Exercise description :: Print the entries below in their entirety, exactly as they are written.

______

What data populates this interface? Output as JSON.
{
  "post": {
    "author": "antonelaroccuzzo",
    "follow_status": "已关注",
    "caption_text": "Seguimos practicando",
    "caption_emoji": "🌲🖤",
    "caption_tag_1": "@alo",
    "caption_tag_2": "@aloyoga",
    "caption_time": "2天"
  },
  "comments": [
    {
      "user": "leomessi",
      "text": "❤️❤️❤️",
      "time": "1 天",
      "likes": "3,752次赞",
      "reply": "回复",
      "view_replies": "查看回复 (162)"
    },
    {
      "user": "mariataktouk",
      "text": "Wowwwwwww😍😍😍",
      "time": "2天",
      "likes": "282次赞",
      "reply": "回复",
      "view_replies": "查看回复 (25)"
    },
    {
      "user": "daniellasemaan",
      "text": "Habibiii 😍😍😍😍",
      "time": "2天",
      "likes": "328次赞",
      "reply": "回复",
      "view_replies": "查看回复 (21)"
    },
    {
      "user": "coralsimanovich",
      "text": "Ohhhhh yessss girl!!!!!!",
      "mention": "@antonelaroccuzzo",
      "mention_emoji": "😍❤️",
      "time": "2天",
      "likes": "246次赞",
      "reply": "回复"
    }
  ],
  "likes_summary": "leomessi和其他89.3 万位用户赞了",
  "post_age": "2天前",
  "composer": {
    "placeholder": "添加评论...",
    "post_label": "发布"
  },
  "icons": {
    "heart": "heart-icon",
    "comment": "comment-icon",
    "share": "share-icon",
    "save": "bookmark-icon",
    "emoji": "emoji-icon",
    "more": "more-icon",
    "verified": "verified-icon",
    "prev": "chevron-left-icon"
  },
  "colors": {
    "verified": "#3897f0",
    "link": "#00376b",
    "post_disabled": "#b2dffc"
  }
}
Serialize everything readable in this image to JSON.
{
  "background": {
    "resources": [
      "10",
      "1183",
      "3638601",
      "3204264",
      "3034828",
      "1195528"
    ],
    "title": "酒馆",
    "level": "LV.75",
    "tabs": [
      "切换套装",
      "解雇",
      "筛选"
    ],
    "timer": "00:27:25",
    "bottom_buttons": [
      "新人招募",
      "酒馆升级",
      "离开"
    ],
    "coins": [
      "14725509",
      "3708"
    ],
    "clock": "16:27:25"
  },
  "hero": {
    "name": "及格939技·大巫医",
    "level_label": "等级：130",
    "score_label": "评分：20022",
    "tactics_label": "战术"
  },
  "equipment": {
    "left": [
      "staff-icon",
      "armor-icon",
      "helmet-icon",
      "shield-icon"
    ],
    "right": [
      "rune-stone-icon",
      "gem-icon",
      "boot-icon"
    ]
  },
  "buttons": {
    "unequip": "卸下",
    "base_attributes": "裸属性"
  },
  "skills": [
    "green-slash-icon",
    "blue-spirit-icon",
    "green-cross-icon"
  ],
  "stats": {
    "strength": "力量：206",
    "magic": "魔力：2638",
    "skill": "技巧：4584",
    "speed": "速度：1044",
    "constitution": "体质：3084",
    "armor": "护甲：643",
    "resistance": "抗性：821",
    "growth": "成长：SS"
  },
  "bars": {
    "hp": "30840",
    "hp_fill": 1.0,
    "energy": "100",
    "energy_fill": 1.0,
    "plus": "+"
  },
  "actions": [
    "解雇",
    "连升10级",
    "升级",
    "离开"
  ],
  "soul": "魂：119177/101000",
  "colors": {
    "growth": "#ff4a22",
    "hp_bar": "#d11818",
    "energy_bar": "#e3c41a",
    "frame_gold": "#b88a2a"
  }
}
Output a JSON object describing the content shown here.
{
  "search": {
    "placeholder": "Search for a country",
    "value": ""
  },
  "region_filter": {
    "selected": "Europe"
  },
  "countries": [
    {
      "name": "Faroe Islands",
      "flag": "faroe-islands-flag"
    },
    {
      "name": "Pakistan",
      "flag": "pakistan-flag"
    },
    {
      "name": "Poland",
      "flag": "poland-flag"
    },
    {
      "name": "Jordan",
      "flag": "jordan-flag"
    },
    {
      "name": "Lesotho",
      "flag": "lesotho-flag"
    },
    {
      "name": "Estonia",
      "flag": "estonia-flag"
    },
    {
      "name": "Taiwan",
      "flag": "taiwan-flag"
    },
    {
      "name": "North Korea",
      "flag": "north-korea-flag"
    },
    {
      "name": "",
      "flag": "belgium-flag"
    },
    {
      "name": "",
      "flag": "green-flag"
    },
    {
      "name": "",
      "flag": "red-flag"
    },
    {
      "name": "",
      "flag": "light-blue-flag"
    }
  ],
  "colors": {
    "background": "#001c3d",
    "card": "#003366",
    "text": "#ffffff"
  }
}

______

Result for this task ::
What data populates this interface? Output as JSON.
{
  "post": {
    "author": "antonelaroccuzzo",
    "follow_status": "已关注",
    "caption_text": "Seguimos practicando",
    "caption_emoji": "🌲🖤",
    "caption_tag_1": "@alo",
    "caption_tag_2": "@aloyoga",
    "caption_time": "2天"
  },
  "comments": [
    {
      "user": "leomessi",
      "text": "❤️❤️❤️",
      "time": "1 天",
      "likes": "3,752次赞",
      "reply": "回复",
      "view_replies": "查看回复 (162)"
    },
    {
      "user": "mariataktouk",
      "text": "Wowwwwwww😍😍😍",
      "time": "2天",
      "likes": "282次赞",
      "reply": "回复",
      "view_replies": "查看回复 (25)"
    },
    {
      "user": "daniellasemaan",
      "text": "Habibiii 😍😍😍😍",
      "time": "2天",
      "likes": "328次赞",
      "reply": "回复",
      "view_replies": "查看回复 (21)"
    },
    {
      "user": "coralsimanovich",
      "text": "Ohhhhh yessss girl!!!!!!",
      "mention": "@antonelaroccuzzo",
      "mention_emoji": "😍❤️",
      "time": "2天",
      "likes": "246次赞",
      "reply": "回复"
    }
  ],
  "likes_summary": "leomessi和其他89.3 万位用户赞了",
  "post_age": "2天前",
  "composer": {
    "placeholder": "添加评论...",
    "post_label": "发布"
  },
  "icons": {
    "heart": "heart-icon",
    "comment": "comment-icon",
    "share": "share-icon",
    "save": "bookmark-icon",
    "emoji": "emoji-icon",
    "more": "more-icon",
    "verified": "verified-icon",
    "prev": "chevron-left-icon"
  },
  "colors": {
    "verified": "#3897f0",
    "link": "#00376b",
    "post_disabled": "#b2dffc"
  }
}
Serialize everything readable in this image to JSON.
{
  "background": {
    "resources": [
      "10",
      "1183",
      "3638601",
      "3204264",
      "3034828",
      "1195528"
    ],
    "title": "酒馆",
    "level": "LV.75",
    "tabs": [
      "切换套装",
      "解雇",
      "筛选"
    ],
    "timer": "00:27:25",
    "bottom_buttons": [
      "新人招募",
      "酒馆升级",
      "离开"
    ],
    "coins": [
      "14725509",
      "3708"
    ],
    "clock": "16:27:25"
  },
  "hero": {
    "name": "及格939技·大巫医",
    "level_label": "等级：130",
    "score_label": "评分：20022",
    "tactics_label": "战术"
  },
  "equipment": {
    "left": [
      "staff-icon",
      "armor-icon",
      "helmet-icon",
      "shield-icon"
    ],
    "right": [
      "rune-stone-icon",
      "gem-icon",
      "boot-icon"
    ]
  },
  "buttons": {
    "unequip": "卸下",
    "base_attributes": "裸属性"
  },
  "skills": [
    "green-slash-icon",
    "blue-spirit-icon",
    "green-cross-icon"
  ],
  "stats": {
    "strength": "力量：206",
    "magic": "魔力：2638",
    "skill": "技巧：4584",
    "speed": "速度：1044",
    "constitution": "体质：3084",
    "armor": "护甲：643",
    "resistance": "抗性：821",
    "growth": "成长：SS"
  },
  "bars": {
    "hp": "30840",
    "hp_fill": 1.0,
    "energy": "100",
    "energy_fill": 1.0,
    "plus": "+"
  },
  "actions": [
    "解雇",
    "连升10级",
    "升级",
    "离开"
  ],
  "soul": "魂：119177/101000",
  "colors": {
    "growth": "#ff4a22",
    "hp_bar": "#d11818",
    "energy_bar": "#e3c41a",
    "frame_gold": "#b88a2a"
  }
}
Output a JSON object describing the content shown here.
{
  "search": {
    "placeholder": "Search for a country",
    "value": ""
  },
  "region_filter": {
    "selected": "Europe"
  },
  "countries": [
    {
      "name": "Faroe Islands",
      "flag": "faroe-islands-flag"
    },
    {
      "name": "Pakistan",
      "flag": "pakistan-flag"
    },
    {
      "name": "Poland",
      "flag": "poland-flag"
    },
    {
      "name": "Jordan",
      "flag": "jordan-flag"
    },
    {
      "name": "Lesotho",
      "flag": "lesotho-flag"
    },
    {
      "name": "Estonia",
      "flag": "estonia-flag"
    },
    {
      "name": "Taiwan",
      "flag": "taiwan-flag"
    },
    {
      "name": "North Korea",
      "flag": "north-korea-flag"
    },
    {
      "name": "",
      "flag": "belgium-flag"
    },
    {
      "name": "",
      "flag": "green-flag"
    },
    {
      "name": "",
      "flag": "red-flag"
    },
    {
      "name": "",
      "flag": "light-blue-flag"
    }
  ],
  "colors": {
    "background": "#001c3d",
    "card": "#003366",
    "text": "#ffffff"
  }
}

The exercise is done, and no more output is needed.